PAGE:

- - -

Balrog

From MozillaWiki
Revision as of 00:21, 29 September 2015 by Maybe (talk | contribs) (→‎Filing Bugs: escape space in link)
Jump to navigation Jump to search

Overview

Balrog is the software that runs the server side component of the update system used by Firefox and other Mozilla products. It is the successor to AUS (Application Update Service), which did not scale to our current needs nor allow us to adapt to more recent business requirements. Balrog helps us ship updates faster and with much more flexability than we've had in the past.

Filing Bugs

Bugs and feature requests should be filed in the Backend or Frontend components of Bugzilla.

Database Model

Balrog's model centres around two concepts: Rules and Releases. When a request for update from an application is received it is matched up against the rules. Once the correct rule has been found, it contains a pointer to a Release, which contains all of the metadata needed to construct a proper update response. Rules and Releases are described in greater detail below:

Rules

The most important part of Balrog to understand is its rules. When a request comes in it is matched against each of Balrog's rule to find the one that best suits it (more in this below). Once found, Balrog looks at that rule's "mapping", which points at a release that has the required information to serve an update back to the client. Without any rules, Balrog will never serve an update. With badly configured rules Balrog could do bad things like serve Firefox updates to B2G devices.

- - -

DATA:
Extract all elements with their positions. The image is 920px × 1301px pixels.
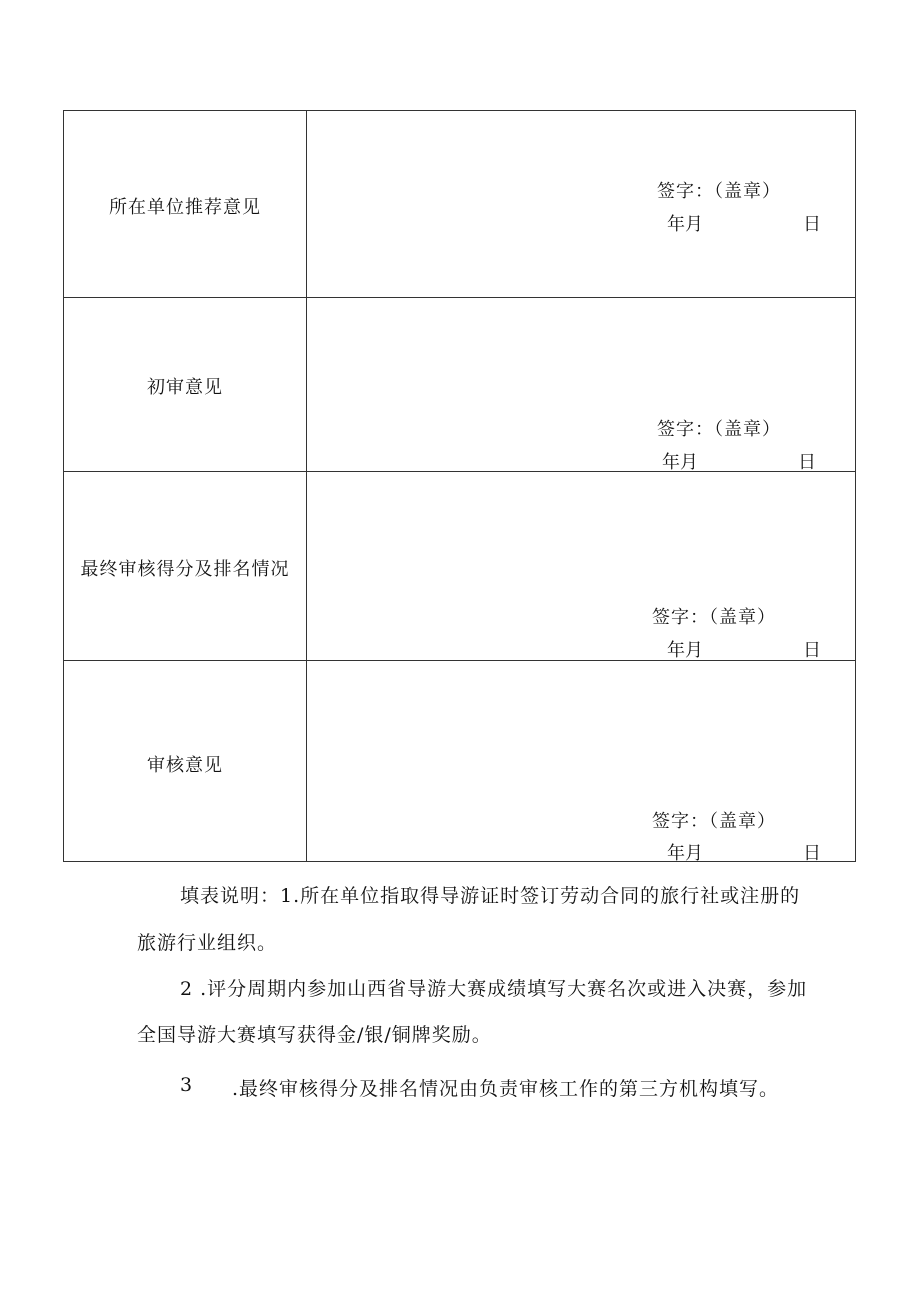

- - -

SHORT PROBLEM 1: For the Balrog page above, decide whether each statement agrees with it: (a) Balrog took the place of AUS. (b) When no rules exist, Balrog serves a default update. (c) A rule's mapping points at a release. Answer yes or no for each, quoting the deciding words of the page.
SHORT PROBLEM 2: Please restate word for word the part of the Balrog page above, from "Balrog is the" up to and including "in the past.".
SHORT PROBLEM 3: Take the Balrog page above further, writing on from the point where it stops.

EXPECTED ANSWER 1:
(a) Yes: "It is the successor to AUS (Application Update Service)"
(b) No: "Without any rules, Balrog will never serve an update."
(c) Yes: "Balrog looks at that rule's "mapping", which points at a release that has the required information to serve an update back to the client."

EXPECTED ANSWER 2:
Balrog is the software that runs the server side component of the update system used by Firefox and other Mozilla products. It is the successor to AUS (Application Update Service), which did not scale to our current needs nor allow us to adapt to more recent business requirements. Balrog helps us ship updates faster and with much more flexability than we've had in the past.

EXPECTED ANSWER 3:
In addition to the information found in the request, each rule also has a priority, which allows us to override updates for specific things while letting the rest "fall down" to a more general rule. For example, we block unsupported versions of OS' with a rule of the highest priority but continue to serve updates for users of other OS' with a rule of slightly lower priority. The ability to override and fallback by setting the priority is one of the reasons Balrog is so flexible, and a key way that it distinguishes itself from its predecessor.

What's in a rule?

Each rule has quite a lot of columns, but they all fall into one of the buckets below:

  • Matchable - these correspond to information provided in the update request, and are used to filter out rules that don't apply to the request.
  • Decision - these are also used to filter rules, but do not correspond to information in the request.
  • Response - these contain information that ends up in the response
  • Info - informational columns, not used as part of serving updates

Individual columns are detailed in the table below:

Attribute Category Description Matching logic Examples
Product Matchable The name of the application requesting an update. Exact string match only "Firefox" or "B2G"
Version Matchable The version of the application requesting an update. Exact string match or operator plus version to compare the incoming one against "36.0" or ">=38.0a1"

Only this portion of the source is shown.